Figure dataset records:
○ ○ ○ ○ ○

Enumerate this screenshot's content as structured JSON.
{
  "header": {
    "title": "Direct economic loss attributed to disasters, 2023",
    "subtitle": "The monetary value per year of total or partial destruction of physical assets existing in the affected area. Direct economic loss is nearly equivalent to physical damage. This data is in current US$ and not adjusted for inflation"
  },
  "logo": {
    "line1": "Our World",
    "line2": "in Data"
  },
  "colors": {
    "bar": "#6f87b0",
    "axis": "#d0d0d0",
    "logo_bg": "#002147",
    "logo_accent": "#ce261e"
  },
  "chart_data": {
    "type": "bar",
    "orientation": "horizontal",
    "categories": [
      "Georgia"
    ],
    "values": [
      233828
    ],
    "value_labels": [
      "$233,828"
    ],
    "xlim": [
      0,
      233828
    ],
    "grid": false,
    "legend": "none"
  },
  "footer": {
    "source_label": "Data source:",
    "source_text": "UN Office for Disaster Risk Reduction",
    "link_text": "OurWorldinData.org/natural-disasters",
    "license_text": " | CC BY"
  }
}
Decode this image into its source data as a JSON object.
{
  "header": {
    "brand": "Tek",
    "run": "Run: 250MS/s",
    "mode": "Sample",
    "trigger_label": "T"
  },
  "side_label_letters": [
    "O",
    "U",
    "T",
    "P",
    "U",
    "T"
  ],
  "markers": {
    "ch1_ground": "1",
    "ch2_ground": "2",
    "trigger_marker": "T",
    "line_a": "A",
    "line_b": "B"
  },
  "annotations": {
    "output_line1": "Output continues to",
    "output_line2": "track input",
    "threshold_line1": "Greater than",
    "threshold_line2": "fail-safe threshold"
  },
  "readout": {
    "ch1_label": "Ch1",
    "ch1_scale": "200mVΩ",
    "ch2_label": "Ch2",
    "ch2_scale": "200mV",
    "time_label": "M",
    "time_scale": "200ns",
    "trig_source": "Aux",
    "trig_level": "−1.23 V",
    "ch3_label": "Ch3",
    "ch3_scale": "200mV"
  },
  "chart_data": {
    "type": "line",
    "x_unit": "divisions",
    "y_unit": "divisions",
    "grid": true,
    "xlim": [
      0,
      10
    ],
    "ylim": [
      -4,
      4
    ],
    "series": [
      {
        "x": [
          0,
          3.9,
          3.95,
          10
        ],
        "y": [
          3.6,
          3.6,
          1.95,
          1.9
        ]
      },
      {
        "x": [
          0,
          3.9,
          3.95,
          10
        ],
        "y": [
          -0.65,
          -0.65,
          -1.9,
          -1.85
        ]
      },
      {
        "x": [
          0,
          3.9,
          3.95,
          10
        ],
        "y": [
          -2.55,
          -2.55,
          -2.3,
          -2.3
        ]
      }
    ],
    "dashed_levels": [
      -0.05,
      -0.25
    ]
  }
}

○ ○ ○ ○ ○

#### WHAT IS NEEDED
Please restate the data word for word, every record included.

#### THE RESULT
Enumerate this screenshot's content as structured JSON.
{
  "header": {
    "title": "Direct economic loss attributed to disasters, 2023",
    "subtitle": "The monetary value per year of total or partial destruction of physical assets existing in the affected area. Direct economic loss is nearly equivalent to physical damage. This data is in current US$ and not adjusted for inflation"
  },
  "logo": {
    "line1": "Our World",
    "line2": "in Data"
  },
  "colors": {
    "bar": "#6f87b0",
    "axis": "#d0d0d0",
    "logo_bg": "#002147",
    "logo_accent": "#ce261e"
  },
  "chart_data": {
    "type": "bar",
    "orientation": "horizontal",
    "categories": [
      "Georgia"
    ],
    "values": [
      233828
    ],
    "value_labels": [
      "$233,828"
    ],
    "xlim": [
      0,
      233828
    ],
    "grid": false,
    "legend": "none"
  },
  "footer": {
    "source_label": "Data source:",
    "source_text": "UN Office for Disaster Risk Reduction",
    "link_text": "OurWorldinData.org/natural-disasters",
    "license_text": " | CC BY"
  }
}
Decode this image into its source data as a JSON object.
{
  "header": {
    "brand": "Tek",
    "run": "Run: 250MS/s",
    "mode": "Sample",
    "trigger_label": "T"
  },
  "side_label_letters": [
    "O",
    "U",
    "T",
    "P",
    "U",
    "T"
  ],
  "markers": {
    "ch1_ground": "1",
    "ch2_ground": "2",
    "trigger_marker": "T",
    "line_a": "A",
    "line_b": "B"
  },
  "annotations": {
    "output_line1": "Output continues to",
    "output_line2": "track input",
    "threshold_line1": "Greater than",
    "threshold_line2": "fail-safe threshold"
  },
  "readout": {
    "ch1_label": "Ch1",
    "ch1_scale": "200mVΩ",
    "ch2_label": "Ch2",
    "ch2_scale": "200mV",
    "time_label": "M",
    "time_scale": "200ns",
    "trig_source": "Aux",
    "trig_level": "−1.23 V",
    "ch3_label": "Ch3",
    "ch3_scale": "200mV"
  },
  "chart_data": {
    "type": "line",
    "x_unit": "divisions",
    "y_unit": "divisions",
    "grid": true,
    "xlim": [
      0,
      10
    ],
    "ylim": [
      -4,
      4
    ],
    "series": [
      {
        "x": [
          0,
          3.9,
          3.95,
          10
        ],
        "y": [
          3.6,
          3.6,
          1.95,
          1.9
        ]
      },
      {
        "x": [
          0,
          3.9,
          3.95,
          10
        ],
        "y": [
          -0.65,
          -0.65,
          -1.9,
          -1.85
        ]
      },
      {
        "x": [
          0,
          3.9,
          3.95,
          10
        ],
        "y": [
          -2.55,
          -2.55,
          -2.3,
          -2.3
        ]
      }
    ],
    "dashed_levels": [
      -0.05,
      -0.25
    ]
  }
}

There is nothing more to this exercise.